Source data
·····

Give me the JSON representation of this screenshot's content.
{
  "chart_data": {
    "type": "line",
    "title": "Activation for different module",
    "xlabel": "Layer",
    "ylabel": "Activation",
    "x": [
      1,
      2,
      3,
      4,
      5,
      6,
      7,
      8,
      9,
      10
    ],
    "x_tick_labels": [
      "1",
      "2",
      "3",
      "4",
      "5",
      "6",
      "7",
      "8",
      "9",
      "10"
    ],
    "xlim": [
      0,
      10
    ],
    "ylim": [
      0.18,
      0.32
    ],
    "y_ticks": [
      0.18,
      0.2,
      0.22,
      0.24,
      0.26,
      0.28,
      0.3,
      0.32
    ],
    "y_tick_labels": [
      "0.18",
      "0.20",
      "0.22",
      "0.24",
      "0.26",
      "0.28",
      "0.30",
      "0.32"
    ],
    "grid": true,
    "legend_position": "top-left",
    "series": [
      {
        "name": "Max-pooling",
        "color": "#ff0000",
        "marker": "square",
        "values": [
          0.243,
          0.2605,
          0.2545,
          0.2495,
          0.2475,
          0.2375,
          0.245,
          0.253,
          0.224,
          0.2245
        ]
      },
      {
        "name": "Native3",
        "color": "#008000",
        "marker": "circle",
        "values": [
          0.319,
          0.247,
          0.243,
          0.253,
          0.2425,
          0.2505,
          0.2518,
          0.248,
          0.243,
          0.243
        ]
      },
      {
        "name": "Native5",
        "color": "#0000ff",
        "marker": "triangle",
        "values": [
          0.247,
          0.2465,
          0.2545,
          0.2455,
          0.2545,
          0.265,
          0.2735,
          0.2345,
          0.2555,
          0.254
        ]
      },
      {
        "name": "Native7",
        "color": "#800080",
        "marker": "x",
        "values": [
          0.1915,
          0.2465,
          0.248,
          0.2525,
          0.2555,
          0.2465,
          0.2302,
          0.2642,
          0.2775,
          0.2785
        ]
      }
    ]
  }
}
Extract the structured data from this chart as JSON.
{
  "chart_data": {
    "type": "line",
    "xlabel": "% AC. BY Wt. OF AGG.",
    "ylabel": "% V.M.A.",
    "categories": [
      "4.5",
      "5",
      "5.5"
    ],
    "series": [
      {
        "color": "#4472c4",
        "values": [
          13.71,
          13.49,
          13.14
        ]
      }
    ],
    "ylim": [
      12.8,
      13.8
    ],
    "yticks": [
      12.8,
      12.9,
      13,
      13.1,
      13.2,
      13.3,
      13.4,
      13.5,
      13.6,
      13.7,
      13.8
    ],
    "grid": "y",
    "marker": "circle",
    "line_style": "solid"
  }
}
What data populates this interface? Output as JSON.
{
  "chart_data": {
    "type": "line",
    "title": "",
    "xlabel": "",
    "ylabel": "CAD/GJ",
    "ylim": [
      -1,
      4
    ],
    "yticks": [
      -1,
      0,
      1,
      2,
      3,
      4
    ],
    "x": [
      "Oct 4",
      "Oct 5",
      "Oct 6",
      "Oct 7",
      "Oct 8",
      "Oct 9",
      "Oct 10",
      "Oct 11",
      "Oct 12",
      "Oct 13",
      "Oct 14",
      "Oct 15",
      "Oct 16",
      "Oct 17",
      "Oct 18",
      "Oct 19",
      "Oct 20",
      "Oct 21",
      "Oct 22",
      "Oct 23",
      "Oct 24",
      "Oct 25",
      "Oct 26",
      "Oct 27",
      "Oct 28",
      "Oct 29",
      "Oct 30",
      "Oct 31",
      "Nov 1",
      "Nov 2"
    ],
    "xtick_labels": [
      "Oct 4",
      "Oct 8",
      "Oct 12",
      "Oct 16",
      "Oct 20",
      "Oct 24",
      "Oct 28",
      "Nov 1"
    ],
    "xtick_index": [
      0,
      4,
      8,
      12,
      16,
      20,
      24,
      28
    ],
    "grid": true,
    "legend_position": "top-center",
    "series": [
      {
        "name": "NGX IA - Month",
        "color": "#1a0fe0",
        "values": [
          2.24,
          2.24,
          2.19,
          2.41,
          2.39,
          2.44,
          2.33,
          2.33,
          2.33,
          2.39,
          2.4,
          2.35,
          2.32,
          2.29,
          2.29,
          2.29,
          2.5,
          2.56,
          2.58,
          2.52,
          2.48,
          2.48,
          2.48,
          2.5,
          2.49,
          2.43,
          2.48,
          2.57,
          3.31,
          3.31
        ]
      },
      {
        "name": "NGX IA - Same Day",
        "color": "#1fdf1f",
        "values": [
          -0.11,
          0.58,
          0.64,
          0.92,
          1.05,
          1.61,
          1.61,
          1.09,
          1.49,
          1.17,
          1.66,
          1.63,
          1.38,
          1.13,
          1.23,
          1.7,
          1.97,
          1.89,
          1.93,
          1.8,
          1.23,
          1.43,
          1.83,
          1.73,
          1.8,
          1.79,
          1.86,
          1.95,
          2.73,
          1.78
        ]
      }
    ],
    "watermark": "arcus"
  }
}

·····

(JOB): Once more, set down the full listing, verbatim.

(COMPLETE OUTPUT):
Give me the JSON representation of this screenshot's content.
{
  "chart_data": {
    "type": "line",
    "title": "Activation for different module",
    "xlabel": "Layer",
    "ylabel": "Activation",
    "x": [
      1,
      2,
      3,
      4,
      5,
      6,
      7,
      8,
      9,
      10
    ],
    "x_tick_labels": [
      "1",
      "2",
      "3",
      "4",
      "5",
      "6",
      "7",
      "8",
      "9",
      "10"
    ],
    "xlim": [
      0,
      10
    ],
    "ylim": [
      0.18,
      0.32
    ],
    "y_ticks": [
      0.18,
      0.2,
      0.22,
      0.24,
      0.26,
      0.28,
      0.3,
      0.32
    ],
    "y_tick_labels": [
      "0.18",
      "0.20",
      "0.22",
      "0.24",
      "0.26",
      "0.28",
      "0.30",
      "0.32"
    ],
    "grid": true,
    "legend_position": "top-left",
    "series": [
      {
        "name": "Max-pooling",
        "color": "#ff0000",
        "marker": "square",
        "values": [
          0.243,
          0.2605,
          0.2545,
          0.2495,
          0.2475,
          0.2375,
          0.245,
          0.253,
          0.224,
          0.2245
        ]
      },
      {
        "name": "Native3",
        "color": "#008000",
        "marker": "circle",
        "values": [
          0.319,
          0.247,
          0.243,
          0.253,
          0.2425,
          0.2505,
          0.2518,
          0.248,
          0.243,
          0.243
        ]
      },
      {
        "name": "Native5",
        "color": "#0000ff",
        "marker": "triangle",
        "values": [
          0.247,
          0.2465,
          0.2545,
          0.2455,
          0.2545,
          0.265,
          0.2735,
          0.2345,
          0.2555,
          0.254
        ]
      },
      {
        "name": "Native7",
        "color": "#800080",
        "marker": "x",
        "values": [
          0.1915,
          0.2465,
          0.248,
          0.2525,
          0.2555,
          0.2465,
          0.2302,
          0.2642,
          0.2775,
          0.2785
        ]
      }
    ]
  }
}
Extract the structured data from this chart as JSON.
{
  "chart_data": {
    "type": "line",
    "xlabel": "% AC. BY Wt. OF AGG.",
    "ylabel": "% V.M.A.",
    "categories": [
      "4.5",
      "5",
      "5.5"
    ],
    "series": [
      {
        "color": "#4472c4",
        "values": [
          13.71,
          13.49,
          13.14
        ]
      }
    ],
    "ylim": [
      12.8,
      13.8
    ],
    "yticks": [
      12.8,
      12.9,
      13,
      13.1,
      13.2,
      13.3,
      13.4,
      13.5,
      13.6,
      13.7,
      13.8
    ],
    "grid": "y",
    "marker": "circle",
    "line_style": "solid"
  }
}
What data populates this interface? Output as JSON.
{
  "chart_data": {
    "type": "line",
    "title": "",
    "xlabel": "",
    "ylabel": "CAD/GJ",
    "ylim": [
      -1,
      4
    ],
    "yticks": [
      -1,
      0,
      1,
      2,
      3,
      4
    ],
    "x": [
      "Oct 4",
      "Oct 5",
      "Oct 6",
      "Oct 7",
      "Oct 8",
      "Oct 9",
      "Oct 10",
      "Oct 11",
      "Oct 12",
      "Oct 13",
      "Oct 14",
      "Oct 15",
      "Oct 16",
      "Oct 17",
      "Oct 18",
      "Oct 19",
      "Oct 20",
      "Oct 21",
      "Oct 22",
      "Oct 23",
      "Oct 24",
      "Oct 25",
      "Oct 26",
      "Oct 27",
      "Oct 28",
      "Oct 29",
      "Oct 30",
      "Oct 31",
      "Nov 1",
      "Nov 2"
    ],
    "xtick_labels": [
      "Oct 4",
      "Oct 8",
      "Oct 12",
      "Oct 16",
      "Oct 20",
      "Oct 24",
      "Oct 28",
      "Nov 1"
    ],
    "xtick_index": [
      0,
      4,
      8,
      12,
      16,
      20,
      24,
      28
    ],
    "grid": true,
    "legend_position": "top-center",
    "series": [
      {
        "name": "NGX IA - Month",
        "color": "#1a0fe0",
        "values": [
          2.24,
          2.24,
          2.19,
          2.41,
          2.39,
          2.44,
          2.33,
          2.33,
          2.33,
          2.39,
          2.4,
          2.35,
          2.32,
          2.29,
          2.29,
          2.29,
          2.5,
          2.56,
          2.58,
          2.52,
          2.48,
          2.48,
          2.48,
          2.5,
          2.49,
          2.43,
          2.48,
          2.57,
          3.31,
          3.31
        ]
      },
      {
        "name": "NGX IA - Same Day",
        "color": "#1fdf1f",
        "values": [
          -0.11,
          0.58,
          0.64,
          0.92,
          1.05,
          1.61,
          1.61,
          1.09,
          1.49,
          1.17,
          1.66,
          1.63,
          1.38,
          1.13,
          1.23,
          1.7,
          1.97,
          1.89,
          1.93,
          1.8,
          1.23,
          1.43,
          1.83,
          1.73,
          1.8,
          1.79,
          1.86,
          1.95,
          2.73,
          1.78
        ]
      }
    ],
    "watermark": "arcus"
  }
}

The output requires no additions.